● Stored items
******************************

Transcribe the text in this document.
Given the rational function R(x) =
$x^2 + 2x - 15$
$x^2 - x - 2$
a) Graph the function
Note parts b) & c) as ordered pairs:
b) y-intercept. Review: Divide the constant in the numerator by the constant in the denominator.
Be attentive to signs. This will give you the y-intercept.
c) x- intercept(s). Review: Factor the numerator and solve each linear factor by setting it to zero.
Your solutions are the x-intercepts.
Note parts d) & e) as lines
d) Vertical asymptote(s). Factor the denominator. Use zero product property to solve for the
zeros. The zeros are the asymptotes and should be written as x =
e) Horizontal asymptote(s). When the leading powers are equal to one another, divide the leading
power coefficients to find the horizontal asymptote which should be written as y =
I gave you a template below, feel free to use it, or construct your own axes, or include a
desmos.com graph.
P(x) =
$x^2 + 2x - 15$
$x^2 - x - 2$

******************************

● TASK PROMPT
Filter for "Factor". Return all lines that hold it.

● WRITTEN ANSWER
c) x- intercept(s). Review: Factor the numerator and solve each linear factor by setting it to zero.
d) Vertical asymptote(s). Factor the denominator. Use zero product property to solve for the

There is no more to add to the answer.